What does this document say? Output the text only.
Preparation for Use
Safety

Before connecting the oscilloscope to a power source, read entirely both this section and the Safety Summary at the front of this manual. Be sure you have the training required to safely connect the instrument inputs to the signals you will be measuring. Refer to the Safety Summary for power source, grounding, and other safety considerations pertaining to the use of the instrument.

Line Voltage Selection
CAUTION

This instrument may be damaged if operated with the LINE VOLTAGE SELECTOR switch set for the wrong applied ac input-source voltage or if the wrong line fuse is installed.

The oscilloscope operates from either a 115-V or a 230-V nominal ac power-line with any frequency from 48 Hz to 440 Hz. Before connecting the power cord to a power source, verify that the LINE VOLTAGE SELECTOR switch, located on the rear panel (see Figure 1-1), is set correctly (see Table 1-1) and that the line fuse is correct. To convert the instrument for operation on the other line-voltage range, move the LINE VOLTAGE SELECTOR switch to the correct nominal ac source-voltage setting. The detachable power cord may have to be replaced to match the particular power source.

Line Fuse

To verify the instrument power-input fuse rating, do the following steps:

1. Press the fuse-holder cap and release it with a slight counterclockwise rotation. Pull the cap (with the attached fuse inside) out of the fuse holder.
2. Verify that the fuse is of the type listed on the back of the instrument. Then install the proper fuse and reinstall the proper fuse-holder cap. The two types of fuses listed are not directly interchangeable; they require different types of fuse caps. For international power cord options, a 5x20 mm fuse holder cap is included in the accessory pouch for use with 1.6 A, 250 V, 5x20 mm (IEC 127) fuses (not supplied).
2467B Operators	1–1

• • • • •

The problem>
Transcribe every record above exactly as it appears.

Reply>
What does this document say? Output the text only.
Preparation for Use
Safety

Before connecting the oscilloscope to a power source, read entirely both this section and the Safety Summary at the front of this manual. Be sure you have the training required to safely connect the instrument inputs to the signals you will be measuring. Refer to the Safety Summary for power source, grounding, and other safety considerations pertaining to the use of the instrument.

Line Voltage Selection
CAUTION

This instrument may be damaged if operated with the LINE VOLTAGE SELECTOR switch set for the wrong applied ac input-source voltage or if the wrong line fuse is installed.

The oscilloscope operates from either a 115-V or a 230-V nominal ac power-line with any frequency from 48 Hz to 440 Hz. Before connecting the power cord to a power source, verify that the LINE VOLTAGE SELECTOR switch, located on the rear panel (see Figure 1-1), is set correctly (see Table 1-1) and that the line fuse is correct. To convert the instrument for operation on the other line-voltage range, move the LINE VOLTAGE SELECTOR switch to the correct nominal ac source-voltage setting. The detachable power cord may have to be replaced to match the particular power source.

Line Fuse

To verify the instrument power-input fuse rating, do the following steps:

1. Press the fuse-holder cap and release it with a slight counterclockwise rotation. Pull the cap (with the attached fuse inside) out of the fuse holder.
2. Verify that the fuse is of the type listed on the back of the instrument. Then install the proper fuse and reinstall the proper fuse-holder cap. The two types of fuses listed are not directly interchangeable; they require different types of fuse caps. For international power cord options, a 5x20 mm fuse holder cap is included in the accessory pouch for use with 1.6 A, 250 V, 5x20 mm (IEC 127) fuses (not supplied).
2467B Operators	1–1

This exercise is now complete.